» **PROMPT**
Extract all lines from the data beneath that include the word "Henderson".

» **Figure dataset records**
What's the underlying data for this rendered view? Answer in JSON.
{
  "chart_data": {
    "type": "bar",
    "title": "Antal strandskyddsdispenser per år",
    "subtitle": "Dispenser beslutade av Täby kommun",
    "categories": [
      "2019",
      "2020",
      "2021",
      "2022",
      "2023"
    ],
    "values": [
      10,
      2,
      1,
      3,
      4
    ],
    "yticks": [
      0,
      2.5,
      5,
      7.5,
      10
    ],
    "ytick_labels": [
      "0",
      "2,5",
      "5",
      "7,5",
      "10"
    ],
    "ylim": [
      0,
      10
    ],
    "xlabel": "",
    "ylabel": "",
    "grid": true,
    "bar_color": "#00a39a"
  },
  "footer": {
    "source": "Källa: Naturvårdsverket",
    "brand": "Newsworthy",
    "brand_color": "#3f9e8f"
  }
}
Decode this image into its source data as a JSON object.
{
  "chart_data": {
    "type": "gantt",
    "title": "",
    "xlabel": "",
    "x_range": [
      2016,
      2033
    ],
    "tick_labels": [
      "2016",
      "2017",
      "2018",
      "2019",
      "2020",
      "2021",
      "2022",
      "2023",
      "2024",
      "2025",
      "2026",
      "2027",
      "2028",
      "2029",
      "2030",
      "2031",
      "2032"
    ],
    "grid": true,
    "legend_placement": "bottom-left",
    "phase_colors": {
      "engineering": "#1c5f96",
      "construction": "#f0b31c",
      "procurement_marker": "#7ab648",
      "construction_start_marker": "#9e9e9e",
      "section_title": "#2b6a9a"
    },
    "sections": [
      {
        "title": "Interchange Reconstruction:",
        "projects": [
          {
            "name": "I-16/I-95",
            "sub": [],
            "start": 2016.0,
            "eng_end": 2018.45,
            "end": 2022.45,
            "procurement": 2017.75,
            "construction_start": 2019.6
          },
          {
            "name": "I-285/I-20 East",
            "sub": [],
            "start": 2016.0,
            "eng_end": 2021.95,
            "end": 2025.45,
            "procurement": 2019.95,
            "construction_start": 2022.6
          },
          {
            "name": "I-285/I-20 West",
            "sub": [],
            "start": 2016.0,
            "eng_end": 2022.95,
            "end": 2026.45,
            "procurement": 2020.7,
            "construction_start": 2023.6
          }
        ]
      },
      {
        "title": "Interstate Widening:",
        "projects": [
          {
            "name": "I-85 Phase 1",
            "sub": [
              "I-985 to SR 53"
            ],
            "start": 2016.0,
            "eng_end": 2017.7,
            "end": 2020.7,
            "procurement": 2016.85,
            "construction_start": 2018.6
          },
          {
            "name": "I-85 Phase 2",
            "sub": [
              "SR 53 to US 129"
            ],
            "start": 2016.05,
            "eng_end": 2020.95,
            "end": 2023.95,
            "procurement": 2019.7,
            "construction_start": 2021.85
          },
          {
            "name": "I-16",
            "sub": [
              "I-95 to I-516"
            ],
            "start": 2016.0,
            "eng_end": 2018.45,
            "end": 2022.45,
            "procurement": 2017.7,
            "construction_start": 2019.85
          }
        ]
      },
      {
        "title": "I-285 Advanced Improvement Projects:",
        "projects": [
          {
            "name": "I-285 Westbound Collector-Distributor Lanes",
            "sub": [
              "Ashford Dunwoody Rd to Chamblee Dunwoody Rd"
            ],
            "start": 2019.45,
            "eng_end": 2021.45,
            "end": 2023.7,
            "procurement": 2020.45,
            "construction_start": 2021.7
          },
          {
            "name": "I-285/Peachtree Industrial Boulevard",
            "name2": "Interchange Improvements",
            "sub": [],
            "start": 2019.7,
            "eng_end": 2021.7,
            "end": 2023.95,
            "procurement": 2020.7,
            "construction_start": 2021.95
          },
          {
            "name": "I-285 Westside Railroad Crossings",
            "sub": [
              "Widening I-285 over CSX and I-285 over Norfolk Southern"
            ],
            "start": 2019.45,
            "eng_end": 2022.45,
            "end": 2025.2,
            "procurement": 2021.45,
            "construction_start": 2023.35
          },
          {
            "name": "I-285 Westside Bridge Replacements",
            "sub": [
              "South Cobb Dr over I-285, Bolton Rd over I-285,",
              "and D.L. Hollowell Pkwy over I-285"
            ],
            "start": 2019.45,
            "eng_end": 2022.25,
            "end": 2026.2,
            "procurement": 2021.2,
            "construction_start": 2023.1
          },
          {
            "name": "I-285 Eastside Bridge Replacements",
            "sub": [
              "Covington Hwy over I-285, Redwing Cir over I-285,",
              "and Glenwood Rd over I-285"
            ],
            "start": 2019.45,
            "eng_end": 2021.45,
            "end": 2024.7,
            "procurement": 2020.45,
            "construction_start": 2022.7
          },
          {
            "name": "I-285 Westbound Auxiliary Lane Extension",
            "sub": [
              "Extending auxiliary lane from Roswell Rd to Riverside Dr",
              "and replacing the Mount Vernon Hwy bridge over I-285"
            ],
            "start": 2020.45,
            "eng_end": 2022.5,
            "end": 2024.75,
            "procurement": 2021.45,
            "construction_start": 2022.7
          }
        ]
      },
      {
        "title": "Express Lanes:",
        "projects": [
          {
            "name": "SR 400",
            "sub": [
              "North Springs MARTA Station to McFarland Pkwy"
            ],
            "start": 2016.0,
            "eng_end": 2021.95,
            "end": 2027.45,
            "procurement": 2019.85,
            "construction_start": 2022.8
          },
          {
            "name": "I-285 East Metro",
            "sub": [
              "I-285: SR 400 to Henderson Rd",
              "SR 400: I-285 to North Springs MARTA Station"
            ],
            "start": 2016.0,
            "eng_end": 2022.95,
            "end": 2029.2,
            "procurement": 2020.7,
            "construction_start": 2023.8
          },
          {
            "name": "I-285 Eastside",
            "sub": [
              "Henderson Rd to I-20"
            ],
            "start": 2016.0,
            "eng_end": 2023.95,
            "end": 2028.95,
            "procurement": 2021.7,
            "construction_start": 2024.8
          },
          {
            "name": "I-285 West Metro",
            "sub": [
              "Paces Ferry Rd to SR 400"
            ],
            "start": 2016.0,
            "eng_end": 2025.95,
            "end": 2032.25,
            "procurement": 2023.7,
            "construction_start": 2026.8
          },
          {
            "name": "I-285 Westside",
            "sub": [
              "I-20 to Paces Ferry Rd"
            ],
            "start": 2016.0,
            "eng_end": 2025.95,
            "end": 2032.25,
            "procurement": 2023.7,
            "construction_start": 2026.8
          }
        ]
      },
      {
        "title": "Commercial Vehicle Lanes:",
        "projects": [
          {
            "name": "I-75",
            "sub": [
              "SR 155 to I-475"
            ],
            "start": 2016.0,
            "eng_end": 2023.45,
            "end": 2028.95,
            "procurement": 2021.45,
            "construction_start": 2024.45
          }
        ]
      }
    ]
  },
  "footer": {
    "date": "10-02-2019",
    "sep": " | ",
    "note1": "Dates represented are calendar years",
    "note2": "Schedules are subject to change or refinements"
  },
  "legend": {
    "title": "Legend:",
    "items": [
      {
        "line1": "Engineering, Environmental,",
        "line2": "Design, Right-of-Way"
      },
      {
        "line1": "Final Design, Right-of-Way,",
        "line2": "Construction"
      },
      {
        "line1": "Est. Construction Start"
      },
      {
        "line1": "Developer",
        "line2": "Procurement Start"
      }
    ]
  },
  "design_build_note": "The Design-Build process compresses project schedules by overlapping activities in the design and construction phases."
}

» **ANSWER BELOW**
              "I-285: SR 400 to Henderson Rd",
              "Henderson Rd to I-20"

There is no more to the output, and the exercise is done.